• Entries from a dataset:

= = = = = = =

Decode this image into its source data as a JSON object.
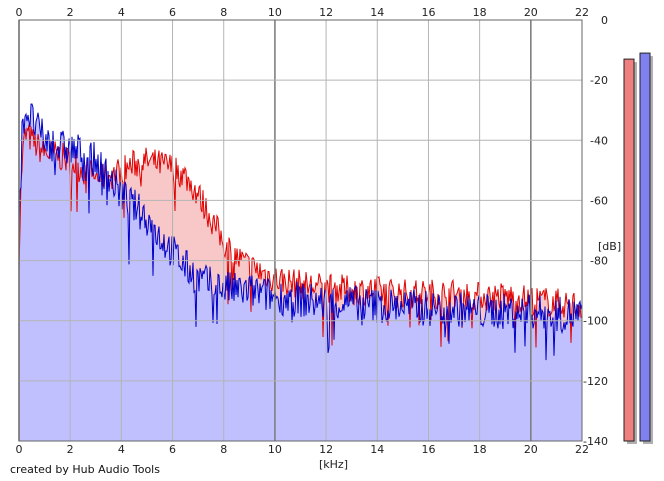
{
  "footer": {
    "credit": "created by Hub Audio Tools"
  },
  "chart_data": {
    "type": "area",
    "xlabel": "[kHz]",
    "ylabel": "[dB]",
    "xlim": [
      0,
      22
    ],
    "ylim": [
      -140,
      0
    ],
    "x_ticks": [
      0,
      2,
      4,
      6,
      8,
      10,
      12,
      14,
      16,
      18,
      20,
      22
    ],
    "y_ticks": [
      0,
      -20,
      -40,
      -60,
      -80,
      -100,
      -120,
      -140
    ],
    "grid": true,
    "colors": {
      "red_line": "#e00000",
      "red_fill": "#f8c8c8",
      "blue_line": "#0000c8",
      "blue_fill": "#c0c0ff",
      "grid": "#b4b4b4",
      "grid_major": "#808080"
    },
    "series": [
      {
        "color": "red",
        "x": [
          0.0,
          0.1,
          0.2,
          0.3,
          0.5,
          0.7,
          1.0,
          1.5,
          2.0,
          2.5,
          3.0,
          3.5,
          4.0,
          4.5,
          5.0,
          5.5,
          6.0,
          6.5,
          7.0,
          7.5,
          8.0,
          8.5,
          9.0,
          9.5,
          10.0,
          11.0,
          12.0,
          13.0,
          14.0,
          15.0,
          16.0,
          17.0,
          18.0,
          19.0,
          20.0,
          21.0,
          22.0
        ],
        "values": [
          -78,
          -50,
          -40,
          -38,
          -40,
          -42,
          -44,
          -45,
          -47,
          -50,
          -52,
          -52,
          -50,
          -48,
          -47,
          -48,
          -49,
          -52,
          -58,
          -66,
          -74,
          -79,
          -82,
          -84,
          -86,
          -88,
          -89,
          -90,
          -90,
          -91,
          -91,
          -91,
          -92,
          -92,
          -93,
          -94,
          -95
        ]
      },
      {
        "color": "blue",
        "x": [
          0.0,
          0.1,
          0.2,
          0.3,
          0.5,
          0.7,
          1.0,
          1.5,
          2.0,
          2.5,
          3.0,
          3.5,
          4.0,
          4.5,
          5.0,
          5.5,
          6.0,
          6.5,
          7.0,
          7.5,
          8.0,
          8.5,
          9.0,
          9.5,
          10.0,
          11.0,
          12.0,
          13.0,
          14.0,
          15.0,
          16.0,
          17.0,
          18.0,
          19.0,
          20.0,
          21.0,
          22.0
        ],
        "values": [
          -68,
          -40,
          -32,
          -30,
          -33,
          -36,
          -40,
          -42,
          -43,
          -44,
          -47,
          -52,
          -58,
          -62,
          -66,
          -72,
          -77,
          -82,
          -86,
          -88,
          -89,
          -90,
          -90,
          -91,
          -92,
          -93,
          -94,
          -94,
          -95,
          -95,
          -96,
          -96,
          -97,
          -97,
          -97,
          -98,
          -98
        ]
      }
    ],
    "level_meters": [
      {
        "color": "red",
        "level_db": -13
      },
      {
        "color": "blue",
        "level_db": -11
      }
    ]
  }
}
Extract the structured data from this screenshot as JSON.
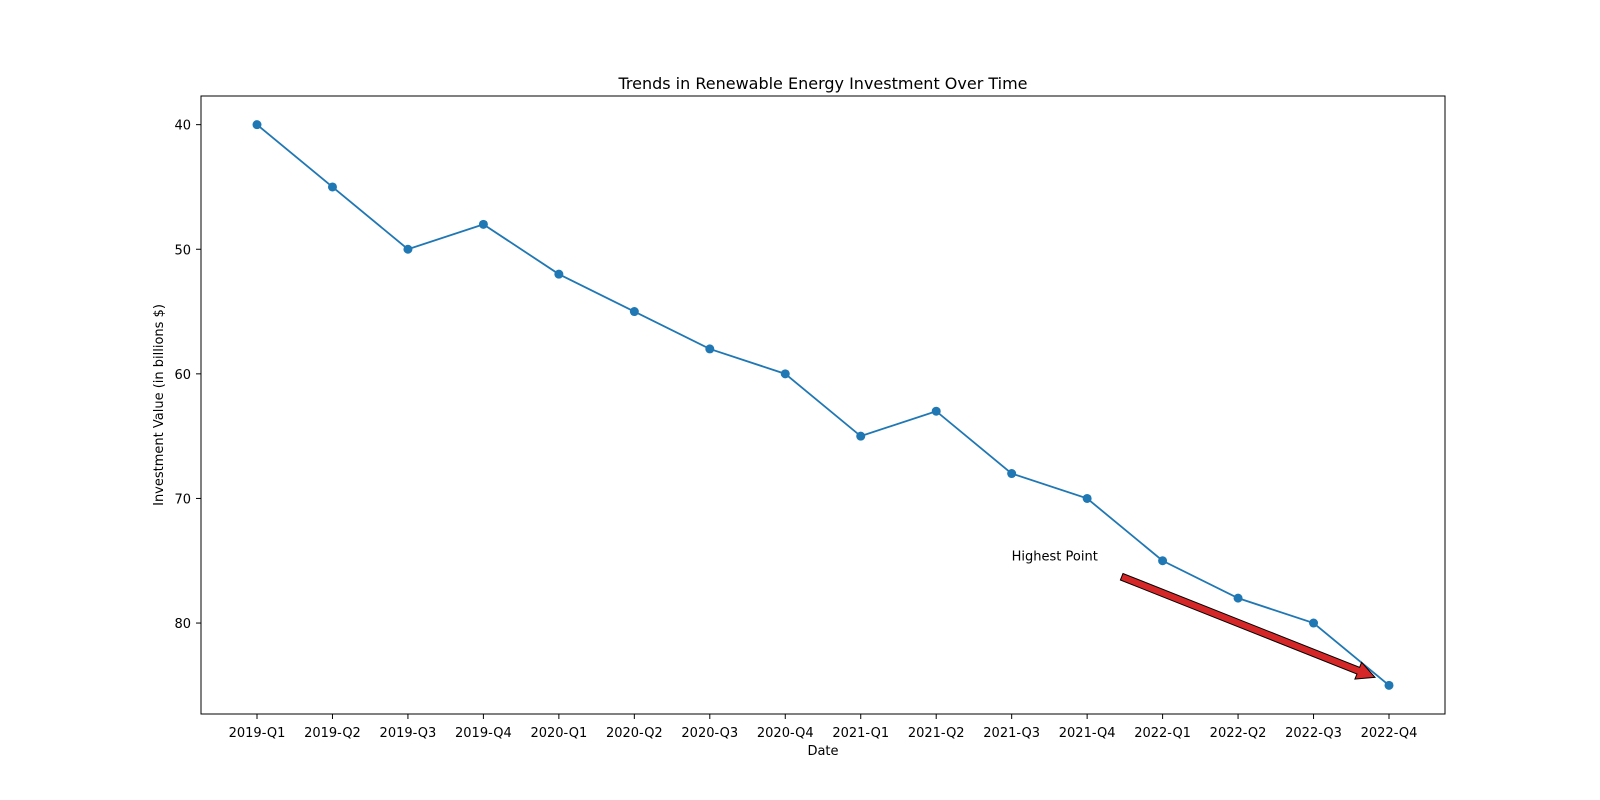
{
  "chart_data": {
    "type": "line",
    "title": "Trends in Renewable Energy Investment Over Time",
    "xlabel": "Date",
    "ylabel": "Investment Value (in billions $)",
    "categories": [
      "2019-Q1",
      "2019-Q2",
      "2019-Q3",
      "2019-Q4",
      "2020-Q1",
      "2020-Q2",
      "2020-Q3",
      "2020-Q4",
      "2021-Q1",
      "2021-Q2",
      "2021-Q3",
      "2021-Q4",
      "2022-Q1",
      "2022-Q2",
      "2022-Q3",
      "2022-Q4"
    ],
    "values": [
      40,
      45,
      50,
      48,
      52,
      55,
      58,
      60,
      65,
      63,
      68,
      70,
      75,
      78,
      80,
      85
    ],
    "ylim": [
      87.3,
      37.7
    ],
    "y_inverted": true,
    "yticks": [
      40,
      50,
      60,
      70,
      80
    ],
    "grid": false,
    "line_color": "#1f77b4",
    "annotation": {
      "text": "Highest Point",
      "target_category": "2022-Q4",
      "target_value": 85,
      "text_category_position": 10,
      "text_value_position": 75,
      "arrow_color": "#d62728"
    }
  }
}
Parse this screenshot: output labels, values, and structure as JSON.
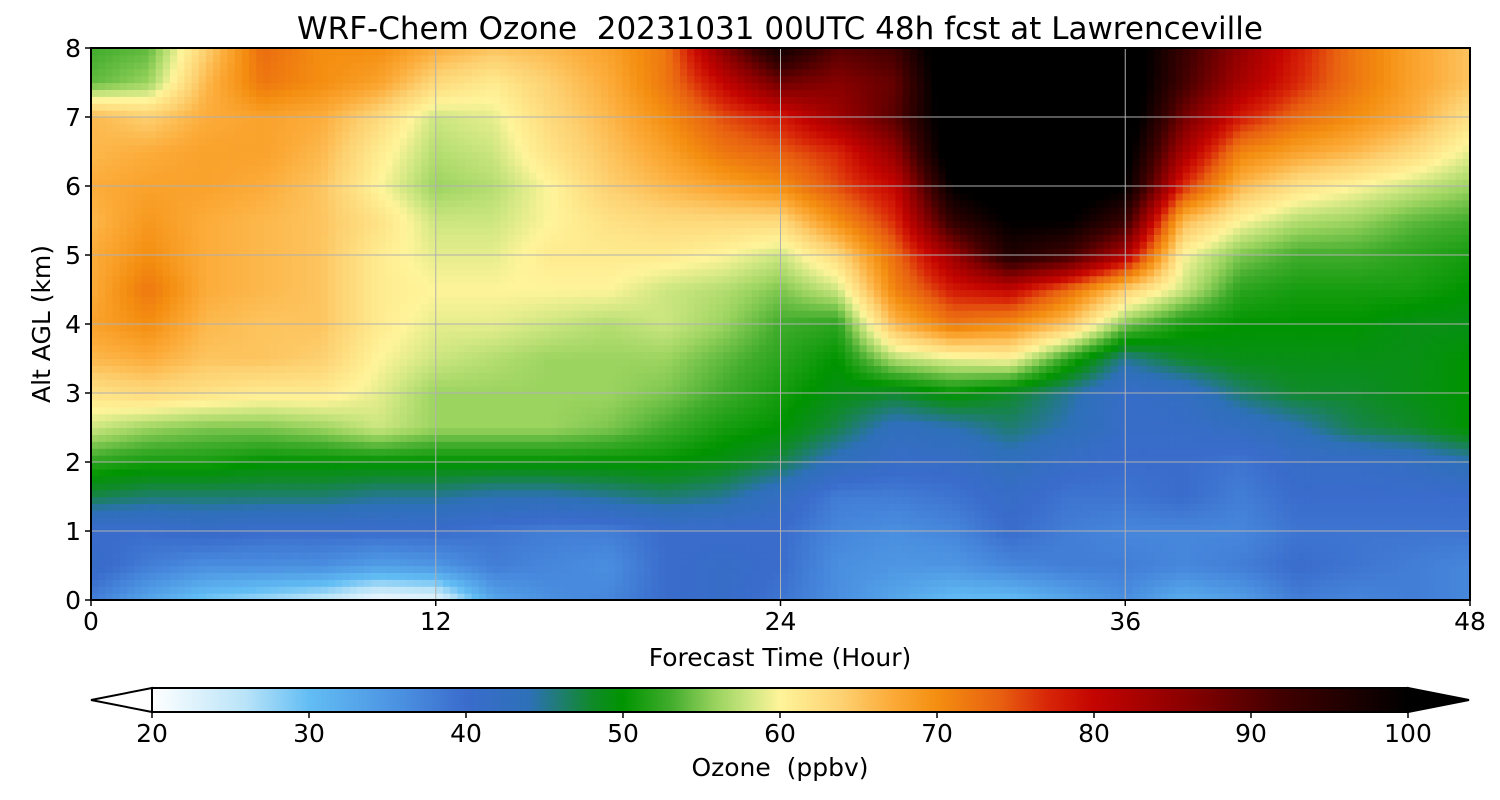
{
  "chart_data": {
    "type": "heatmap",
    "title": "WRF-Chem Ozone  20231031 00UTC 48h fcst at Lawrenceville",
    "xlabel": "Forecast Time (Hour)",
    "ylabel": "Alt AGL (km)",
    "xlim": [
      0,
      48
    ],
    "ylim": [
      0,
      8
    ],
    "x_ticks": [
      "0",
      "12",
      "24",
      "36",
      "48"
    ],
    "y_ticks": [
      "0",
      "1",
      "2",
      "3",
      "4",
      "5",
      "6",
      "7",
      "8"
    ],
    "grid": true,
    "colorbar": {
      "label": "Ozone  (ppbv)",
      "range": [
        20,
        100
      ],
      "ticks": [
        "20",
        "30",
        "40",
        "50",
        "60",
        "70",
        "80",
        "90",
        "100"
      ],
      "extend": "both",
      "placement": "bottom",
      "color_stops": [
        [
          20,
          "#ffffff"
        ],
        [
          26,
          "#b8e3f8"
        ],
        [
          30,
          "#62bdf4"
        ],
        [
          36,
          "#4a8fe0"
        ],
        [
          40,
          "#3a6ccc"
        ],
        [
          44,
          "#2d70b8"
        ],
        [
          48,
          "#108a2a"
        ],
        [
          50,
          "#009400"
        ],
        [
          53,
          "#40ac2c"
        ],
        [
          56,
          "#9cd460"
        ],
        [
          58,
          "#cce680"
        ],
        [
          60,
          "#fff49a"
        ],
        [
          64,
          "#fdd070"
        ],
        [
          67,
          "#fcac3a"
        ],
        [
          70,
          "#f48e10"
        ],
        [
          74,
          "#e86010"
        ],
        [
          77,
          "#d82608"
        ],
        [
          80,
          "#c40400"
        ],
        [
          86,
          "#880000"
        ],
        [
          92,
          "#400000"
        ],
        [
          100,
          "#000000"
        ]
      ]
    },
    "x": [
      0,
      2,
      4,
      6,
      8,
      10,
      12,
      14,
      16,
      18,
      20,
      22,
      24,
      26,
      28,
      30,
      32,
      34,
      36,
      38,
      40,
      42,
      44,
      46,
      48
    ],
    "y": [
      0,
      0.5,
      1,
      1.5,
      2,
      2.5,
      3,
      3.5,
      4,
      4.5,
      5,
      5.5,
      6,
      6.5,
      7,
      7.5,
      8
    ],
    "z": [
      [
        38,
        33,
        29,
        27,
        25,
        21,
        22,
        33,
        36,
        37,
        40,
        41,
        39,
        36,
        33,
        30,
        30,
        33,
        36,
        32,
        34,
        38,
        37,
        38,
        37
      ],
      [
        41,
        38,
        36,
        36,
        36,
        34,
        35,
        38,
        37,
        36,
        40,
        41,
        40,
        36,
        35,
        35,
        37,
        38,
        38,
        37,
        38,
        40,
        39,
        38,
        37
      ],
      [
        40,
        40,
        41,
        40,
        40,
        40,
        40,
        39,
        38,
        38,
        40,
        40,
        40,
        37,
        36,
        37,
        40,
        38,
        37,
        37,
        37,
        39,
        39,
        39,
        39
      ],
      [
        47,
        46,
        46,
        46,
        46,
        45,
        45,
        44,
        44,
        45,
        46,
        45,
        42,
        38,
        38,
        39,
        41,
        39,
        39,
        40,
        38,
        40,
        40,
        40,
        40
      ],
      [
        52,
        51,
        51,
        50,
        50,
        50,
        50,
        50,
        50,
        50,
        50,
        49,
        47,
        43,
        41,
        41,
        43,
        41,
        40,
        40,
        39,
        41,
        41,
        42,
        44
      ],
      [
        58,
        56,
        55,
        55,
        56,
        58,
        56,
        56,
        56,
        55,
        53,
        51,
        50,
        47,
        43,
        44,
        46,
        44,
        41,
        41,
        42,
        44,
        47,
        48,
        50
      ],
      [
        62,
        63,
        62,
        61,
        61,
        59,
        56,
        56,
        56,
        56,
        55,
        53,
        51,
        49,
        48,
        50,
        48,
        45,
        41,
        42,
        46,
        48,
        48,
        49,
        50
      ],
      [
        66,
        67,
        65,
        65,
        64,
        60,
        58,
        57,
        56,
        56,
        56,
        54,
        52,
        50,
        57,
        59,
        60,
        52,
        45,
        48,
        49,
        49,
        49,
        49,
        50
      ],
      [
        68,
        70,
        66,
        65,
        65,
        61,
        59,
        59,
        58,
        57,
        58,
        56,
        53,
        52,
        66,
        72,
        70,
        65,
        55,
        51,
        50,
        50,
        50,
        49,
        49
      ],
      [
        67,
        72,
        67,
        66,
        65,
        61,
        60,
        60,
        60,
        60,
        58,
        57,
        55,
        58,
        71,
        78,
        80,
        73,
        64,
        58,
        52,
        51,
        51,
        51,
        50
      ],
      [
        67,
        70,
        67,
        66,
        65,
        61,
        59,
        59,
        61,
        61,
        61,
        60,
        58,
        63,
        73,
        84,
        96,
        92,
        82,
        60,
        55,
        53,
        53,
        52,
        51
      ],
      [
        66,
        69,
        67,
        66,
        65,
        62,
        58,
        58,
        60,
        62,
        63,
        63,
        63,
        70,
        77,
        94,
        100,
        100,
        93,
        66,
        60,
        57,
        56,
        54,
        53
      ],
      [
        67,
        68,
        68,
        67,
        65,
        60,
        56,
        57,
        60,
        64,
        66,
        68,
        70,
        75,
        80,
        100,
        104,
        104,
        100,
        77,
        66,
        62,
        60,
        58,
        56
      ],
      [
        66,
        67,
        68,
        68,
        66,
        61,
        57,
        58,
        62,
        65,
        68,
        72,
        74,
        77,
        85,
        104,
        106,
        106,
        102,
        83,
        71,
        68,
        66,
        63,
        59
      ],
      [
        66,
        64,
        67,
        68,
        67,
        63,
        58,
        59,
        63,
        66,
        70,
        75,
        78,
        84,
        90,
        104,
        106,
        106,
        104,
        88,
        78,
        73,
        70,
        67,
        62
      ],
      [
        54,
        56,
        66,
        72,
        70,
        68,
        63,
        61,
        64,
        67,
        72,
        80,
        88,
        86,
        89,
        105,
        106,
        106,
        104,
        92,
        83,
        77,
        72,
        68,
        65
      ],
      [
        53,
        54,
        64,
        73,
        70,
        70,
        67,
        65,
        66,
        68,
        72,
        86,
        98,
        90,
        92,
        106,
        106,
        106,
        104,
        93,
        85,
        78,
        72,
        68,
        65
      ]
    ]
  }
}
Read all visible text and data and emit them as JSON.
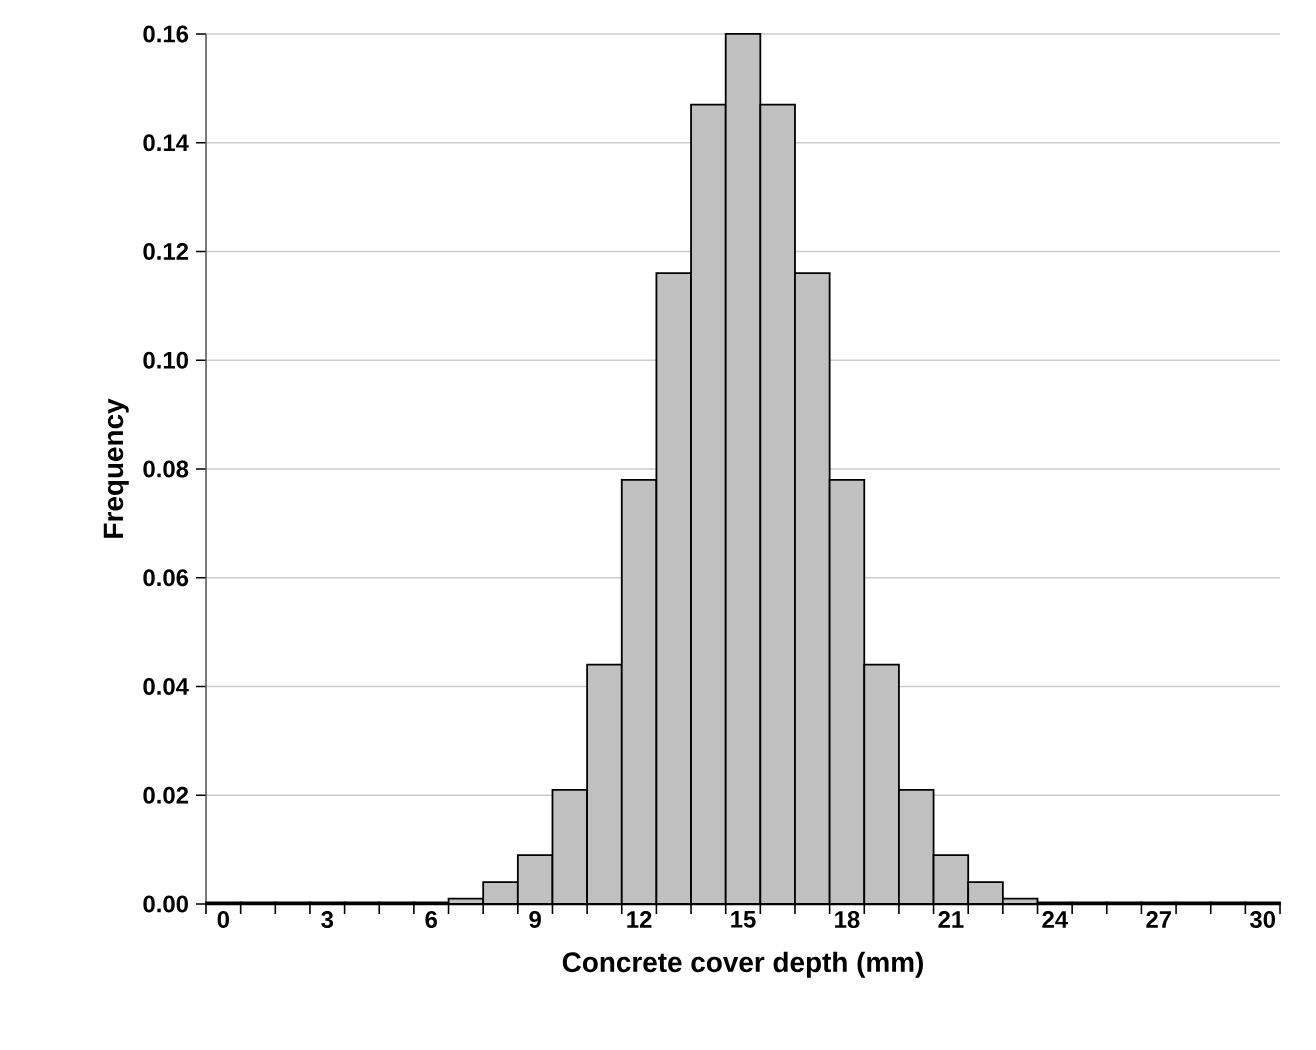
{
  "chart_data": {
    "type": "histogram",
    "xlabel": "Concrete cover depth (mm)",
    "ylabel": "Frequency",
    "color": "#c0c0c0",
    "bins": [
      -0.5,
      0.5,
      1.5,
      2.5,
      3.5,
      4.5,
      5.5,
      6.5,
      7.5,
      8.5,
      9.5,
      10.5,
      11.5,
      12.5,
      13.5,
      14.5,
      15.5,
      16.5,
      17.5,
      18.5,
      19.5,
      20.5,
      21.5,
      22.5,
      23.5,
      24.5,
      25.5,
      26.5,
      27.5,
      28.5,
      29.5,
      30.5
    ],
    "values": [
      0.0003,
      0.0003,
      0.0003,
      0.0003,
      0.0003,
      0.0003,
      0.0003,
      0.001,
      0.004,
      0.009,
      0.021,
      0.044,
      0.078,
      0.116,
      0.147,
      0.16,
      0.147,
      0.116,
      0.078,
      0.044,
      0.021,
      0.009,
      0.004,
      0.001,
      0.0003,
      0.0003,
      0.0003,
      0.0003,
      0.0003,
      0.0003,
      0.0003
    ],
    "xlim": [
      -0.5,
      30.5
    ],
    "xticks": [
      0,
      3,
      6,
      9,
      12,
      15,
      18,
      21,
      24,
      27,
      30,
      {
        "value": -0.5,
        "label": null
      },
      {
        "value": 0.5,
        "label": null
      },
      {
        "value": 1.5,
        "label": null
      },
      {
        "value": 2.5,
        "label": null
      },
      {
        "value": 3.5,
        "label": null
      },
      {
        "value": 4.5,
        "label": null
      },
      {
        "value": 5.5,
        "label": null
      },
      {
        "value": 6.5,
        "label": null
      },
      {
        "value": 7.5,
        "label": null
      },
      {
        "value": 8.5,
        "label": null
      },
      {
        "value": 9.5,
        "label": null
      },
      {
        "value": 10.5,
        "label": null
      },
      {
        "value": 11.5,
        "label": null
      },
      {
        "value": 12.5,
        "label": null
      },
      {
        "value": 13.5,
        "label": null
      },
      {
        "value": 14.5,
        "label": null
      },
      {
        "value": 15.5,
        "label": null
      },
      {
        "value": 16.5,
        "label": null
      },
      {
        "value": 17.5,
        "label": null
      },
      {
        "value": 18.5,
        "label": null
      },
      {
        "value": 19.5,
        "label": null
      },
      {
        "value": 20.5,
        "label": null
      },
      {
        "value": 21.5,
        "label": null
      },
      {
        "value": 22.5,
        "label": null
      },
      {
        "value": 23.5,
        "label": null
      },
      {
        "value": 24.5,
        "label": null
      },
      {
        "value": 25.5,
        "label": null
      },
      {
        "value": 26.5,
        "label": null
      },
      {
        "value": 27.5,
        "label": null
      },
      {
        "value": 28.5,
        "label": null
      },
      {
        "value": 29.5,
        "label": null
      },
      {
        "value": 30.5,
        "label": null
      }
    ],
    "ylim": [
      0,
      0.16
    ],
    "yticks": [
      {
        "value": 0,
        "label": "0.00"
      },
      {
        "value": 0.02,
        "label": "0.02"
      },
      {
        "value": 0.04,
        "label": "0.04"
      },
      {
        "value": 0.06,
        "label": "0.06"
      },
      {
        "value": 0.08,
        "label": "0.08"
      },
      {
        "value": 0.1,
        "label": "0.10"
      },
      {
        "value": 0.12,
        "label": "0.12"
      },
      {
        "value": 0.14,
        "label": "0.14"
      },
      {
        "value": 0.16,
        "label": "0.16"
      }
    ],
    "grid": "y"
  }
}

= = = = = = =

• To be done: Gather all lines from the records above in which "Investment" appears.

• The completed task:
    "title": "Trends in Renewable Energy Investment Over Time",
    "ylabel": "Investment Value (in billions $)",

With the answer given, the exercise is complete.